* _Work to be completed_:
Collect every line below that contains the word "medical".

[Stored records]
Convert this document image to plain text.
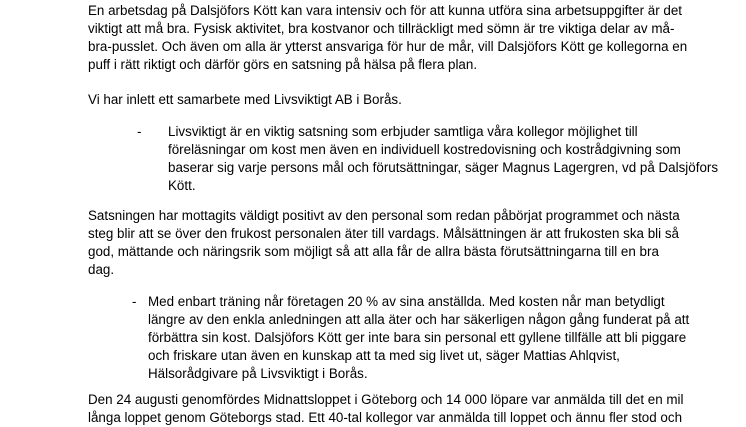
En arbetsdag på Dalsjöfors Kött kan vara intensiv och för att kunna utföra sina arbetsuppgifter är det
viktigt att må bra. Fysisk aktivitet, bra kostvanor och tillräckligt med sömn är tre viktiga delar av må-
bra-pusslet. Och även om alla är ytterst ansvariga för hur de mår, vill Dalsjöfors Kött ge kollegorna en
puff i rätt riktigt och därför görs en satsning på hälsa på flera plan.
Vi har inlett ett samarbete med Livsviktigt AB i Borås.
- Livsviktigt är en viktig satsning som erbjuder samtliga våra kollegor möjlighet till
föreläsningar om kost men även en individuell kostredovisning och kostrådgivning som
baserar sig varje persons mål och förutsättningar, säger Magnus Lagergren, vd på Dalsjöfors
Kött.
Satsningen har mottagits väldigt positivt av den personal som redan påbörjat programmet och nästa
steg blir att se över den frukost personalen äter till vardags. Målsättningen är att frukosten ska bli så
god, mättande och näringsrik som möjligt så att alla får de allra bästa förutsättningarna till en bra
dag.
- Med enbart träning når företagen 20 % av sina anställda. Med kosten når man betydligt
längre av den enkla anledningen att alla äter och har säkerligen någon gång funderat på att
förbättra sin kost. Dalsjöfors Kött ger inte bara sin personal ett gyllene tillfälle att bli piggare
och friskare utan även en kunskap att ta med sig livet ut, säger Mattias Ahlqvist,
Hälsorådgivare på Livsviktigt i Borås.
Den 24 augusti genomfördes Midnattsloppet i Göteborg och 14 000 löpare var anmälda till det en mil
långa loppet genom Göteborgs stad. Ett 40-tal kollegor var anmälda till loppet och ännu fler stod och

--

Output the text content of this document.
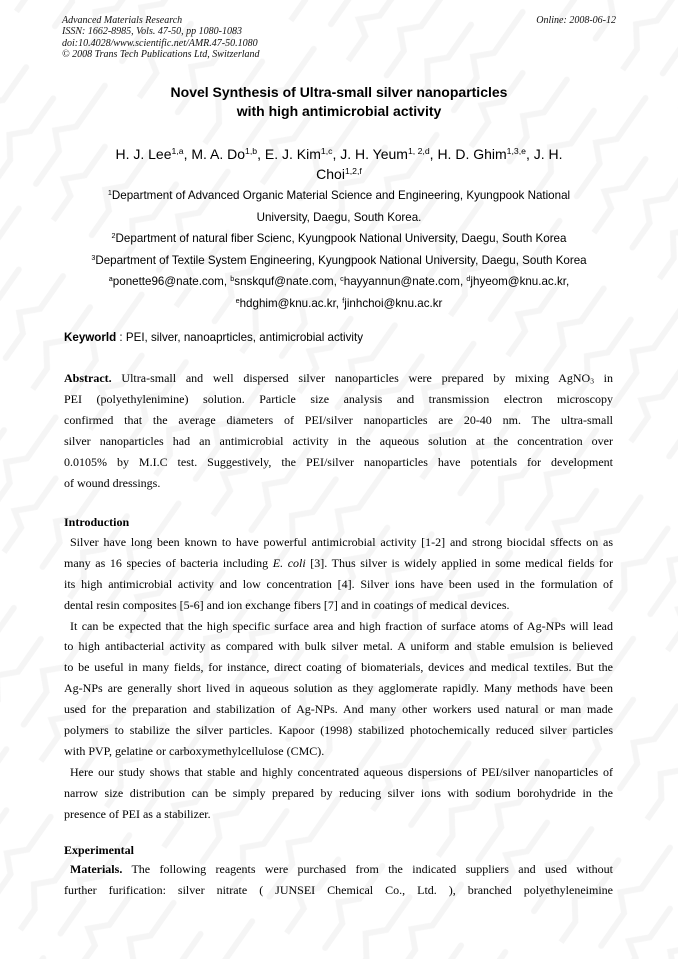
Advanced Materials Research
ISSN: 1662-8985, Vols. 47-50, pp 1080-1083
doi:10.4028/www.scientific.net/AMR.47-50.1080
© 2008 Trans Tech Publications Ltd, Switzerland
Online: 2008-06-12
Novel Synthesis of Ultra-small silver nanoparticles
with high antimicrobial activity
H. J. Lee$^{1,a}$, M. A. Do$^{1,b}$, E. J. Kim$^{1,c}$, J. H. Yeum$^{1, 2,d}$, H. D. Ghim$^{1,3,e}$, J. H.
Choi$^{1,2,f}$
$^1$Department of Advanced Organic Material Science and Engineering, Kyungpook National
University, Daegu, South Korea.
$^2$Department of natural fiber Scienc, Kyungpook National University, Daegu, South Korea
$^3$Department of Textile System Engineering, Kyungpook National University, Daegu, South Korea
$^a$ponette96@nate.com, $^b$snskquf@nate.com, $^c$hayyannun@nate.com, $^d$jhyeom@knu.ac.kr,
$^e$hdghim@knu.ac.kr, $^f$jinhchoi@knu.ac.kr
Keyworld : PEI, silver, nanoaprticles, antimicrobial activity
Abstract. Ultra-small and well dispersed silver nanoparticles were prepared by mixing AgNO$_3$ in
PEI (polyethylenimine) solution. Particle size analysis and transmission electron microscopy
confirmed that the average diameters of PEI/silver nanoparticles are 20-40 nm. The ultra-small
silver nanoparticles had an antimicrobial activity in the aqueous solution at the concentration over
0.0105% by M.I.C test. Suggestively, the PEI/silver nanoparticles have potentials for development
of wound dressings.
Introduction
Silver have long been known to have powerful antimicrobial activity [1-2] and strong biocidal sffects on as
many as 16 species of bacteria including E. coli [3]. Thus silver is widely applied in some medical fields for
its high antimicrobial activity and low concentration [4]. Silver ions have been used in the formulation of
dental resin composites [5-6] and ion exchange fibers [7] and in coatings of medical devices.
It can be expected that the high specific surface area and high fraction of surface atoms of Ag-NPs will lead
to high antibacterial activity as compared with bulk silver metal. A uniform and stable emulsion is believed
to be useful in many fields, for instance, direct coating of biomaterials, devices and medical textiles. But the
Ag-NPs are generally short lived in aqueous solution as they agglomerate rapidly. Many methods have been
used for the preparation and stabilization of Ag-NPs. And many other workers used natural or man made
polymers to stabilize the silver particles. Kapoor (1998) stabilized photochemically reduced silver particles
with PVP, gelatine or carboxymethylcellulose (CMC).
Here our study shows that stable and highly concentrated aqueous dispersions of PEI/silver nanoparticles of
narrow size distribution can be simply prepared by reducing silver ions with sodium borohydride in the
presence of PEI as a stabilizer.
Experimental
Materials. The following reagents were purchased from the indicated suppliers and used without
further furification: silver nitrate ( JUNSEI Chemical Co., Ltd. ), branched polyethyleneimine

* _Answer below_:
many as 16 species of bacteria including E. coli [3]. Thus silver is widely applied in some medical fields for
dental resin composites [5-6] and ion exchange fibers [7] and in coatings of medical devices.
to be useful in many fields, for instance, direct coating of biomaterials, devices and medical textiles. But the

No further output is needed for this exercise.